[Stored data]
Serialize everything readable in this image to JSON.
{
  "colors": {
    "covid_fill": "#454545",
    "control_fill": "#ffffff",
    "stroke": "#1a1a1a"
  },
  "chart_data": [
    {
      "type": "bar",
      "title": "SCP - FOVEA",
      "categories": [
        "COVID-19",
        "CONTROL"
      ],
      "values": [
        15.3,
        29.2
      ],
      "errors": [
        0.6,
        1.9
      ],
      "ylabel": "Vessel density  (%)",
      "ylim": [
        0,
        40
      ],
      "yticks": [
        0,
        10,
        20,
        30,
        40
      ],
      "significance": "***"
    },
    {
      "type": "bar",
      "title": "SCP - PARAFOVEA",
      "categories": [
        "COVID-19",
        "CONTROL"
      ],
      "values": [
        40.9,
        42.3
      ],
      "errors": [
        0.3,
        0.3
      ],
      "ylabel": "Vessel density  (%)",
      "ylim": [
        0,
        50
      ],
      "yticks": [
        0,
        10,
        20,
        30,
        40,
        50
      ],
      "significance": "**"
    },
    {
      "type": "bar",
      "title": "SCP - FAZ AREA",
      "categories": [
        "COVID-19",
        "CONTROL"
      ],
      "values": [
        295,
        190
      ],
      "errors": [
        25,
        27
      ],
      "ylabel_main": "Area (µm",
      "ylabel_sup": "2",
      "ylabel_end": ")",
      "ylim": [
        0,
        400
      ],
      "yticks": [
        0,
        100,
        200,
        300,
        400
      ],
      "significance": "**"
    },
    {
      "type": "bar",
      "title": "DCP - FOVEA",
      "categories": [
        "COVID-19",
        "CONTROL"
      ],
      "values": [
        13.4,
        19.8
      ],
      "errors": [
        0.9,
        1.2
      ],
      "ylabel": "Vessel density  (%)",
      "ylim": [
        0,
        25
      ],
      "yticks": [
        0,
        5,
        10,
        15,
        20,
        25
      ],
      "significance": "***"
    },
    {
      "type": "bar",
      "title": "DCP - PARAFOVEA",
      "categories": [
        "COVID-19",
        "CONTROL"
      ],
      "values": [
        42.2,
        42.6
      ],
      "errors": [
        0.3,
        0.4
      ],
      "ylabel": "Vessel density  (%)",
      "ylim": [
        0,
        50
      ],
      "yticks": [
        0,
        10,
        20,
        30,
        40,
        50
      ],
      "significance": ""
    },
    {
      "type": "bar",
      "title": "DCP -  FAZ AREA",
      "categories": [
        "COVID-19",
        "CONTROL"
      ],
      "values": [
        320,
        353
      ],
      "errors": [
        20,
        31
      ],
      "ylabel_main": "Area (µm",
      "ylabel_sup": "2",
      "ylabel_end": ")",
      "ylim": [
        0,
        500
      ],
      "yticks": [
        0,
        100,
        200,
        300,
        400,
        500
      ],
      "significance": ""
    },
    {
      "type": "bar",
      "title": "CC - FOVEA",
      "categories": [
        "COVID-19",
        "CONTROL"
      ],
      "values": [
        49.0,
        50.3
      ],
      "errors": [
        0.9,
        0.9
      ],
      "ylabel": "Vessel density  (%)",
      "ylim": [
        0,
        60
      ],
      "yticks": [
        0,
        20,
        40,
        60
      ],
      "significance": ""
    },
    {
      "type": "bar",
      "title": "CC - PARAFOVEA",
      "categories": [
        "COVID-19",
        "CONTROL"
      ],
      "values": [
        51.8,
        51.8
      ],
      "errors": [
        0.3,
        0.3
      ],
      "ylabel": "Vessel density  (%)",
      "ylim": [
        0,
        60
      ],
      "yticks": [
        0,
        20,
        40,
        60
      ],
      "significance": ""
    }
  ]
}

What you will do >>
Type out the entries again, word for word.

In response >>
Serialize everything readable in this image to JSON.
{
  "colors": {
    "covid_fill": "#454545",
    "control_fill": "#ffffff",
    "stroke": "#1a1a1a"
  },
  "chart_data": [
    {
      "type": "bar",
      "title": "SCP - FOVEA",
      "categories": [
        "COVID-19",
        "CONTROL"
      ],
      "values": [
        15.3,
        29.2
      ],
      "errors": [
        0.6,
        1.9
      ],
      "ylabel": "Vessel density  (%)",
      "ylim": [
        0,
        40
      ],
      "yticks": [
        0,
        10,
        20,
        30,
        40
      ],
      "significance": "***"
    },
    {
      "type": "bar",
      "title": "SCP - PARAFOVEA",
      "categories": [
        "COVID-19",
        "CONTROL"
      ],
      "values": [
        40.9,
        42.3
      ],
      "errors": [
        0.3,
        0.3
      ],
      "ylabel": "Vessel density  (%)",
      "ylim": [
        0,
        50
      ],
      "yticks": [
        0,
        10,
        20,
        30,
        40,
        50
      ],
      "significance": "**"
    },
    {
      "type": "bar",
      "title": "SCP - FAZ AREA",
      "categories": [
        "COVID-19",
        "CONTROL"
      ],
      "values": [
        295,
        190
      ],
      "errors": [
        25,
        27
      ],
      "ylabel_main": "Area (µm",
      "ylabel_sup": "2",
      "ylabel_end": ")",
      "ylim": [
        0,
        400
      ],
      "yticks": [
        0,
        100,
        200,
        300,
        400
      ],
      "significance": "**"
    },
    {
      "type": "bar",
      "title": "DCP - FOVEA",
      "categories": [
        "COVID-19",
        "CONTROL"
      ],
      "values": [
        13.4,
        19.8
      ],
      "errors": [
        0.9,
        1.2
      ],
      "ylabel": "Vessel density  (%)",
      "ylim": [
        0,
        25
      ],
      "yticks": [
        0,
        5,
        10,
        15,
        20,
        25
      ],
      "significance": "***"
    },
    {
      "type": "bar",
      "title": "DCP - PARAFOVEA",
      "categories": [
        "COVID-19",
        "CONTROL"
      ],
      "values": [
        42.2,
        42.6
      ],
      "errors": [
        0.3,
        0.4
      ],
      "ylabel": "Vessel density  (%)",
      "ylim": [
        0,
        50
      ],
      "yticks": [
        0,
        10,
        20,
        30,
        40,
        50
      ],
      "significance": ""
    },
    {
      "type": "bar",
      "title": "DCP -  FAZ AREA",
      "categories": [
        "COVID-19",
        "CONTROL"
      ],
      "values": [
        320,
        353
      ],
      "errors": [
        20,
        31
      ],
      "ylabel_main": "Area (µm",
      "ylabel_sup": "2",
      "ylabel_end": ")",
      "ylim": [
        0,
        500
      ],
      "yticks": [
        0,
        100,
        200,
        300,
        400,
        500
      ],
      "significance": ""
    },
    {
      "type": "bar",
      "title": "CC - FOVEA",
      "categories": [
        "COVID-19",
        "CONTROL"
      ],
      "values": [
        49.0,
        50.3
      ],
      "errors": [
        0.9,
        0.9
      ],
      "ylabel": "Vessel density  (%)",
      "ylim": [
        0,
        60
      ],
      "yticks": [
        0,
        20,
        40,
        60
      ],
      "significance": ""
    },
    {
      "type": "bar",
      "title": "CC - PARAFOVEA",
      "categories": [
        "COVID-19",
        "CONTROL"
      ],
      "values": [
        51.8,
        51.8
      ],
      "errors": [
        0.3,
        0.3
      ],
      "ylabel": "Vessel density  (%)",
      "ylim": [
        0,
        60
      ],
      "yticks": [
        0,
        20,
        40,
        60
      ],
      "significance": ""
    }
  ]
}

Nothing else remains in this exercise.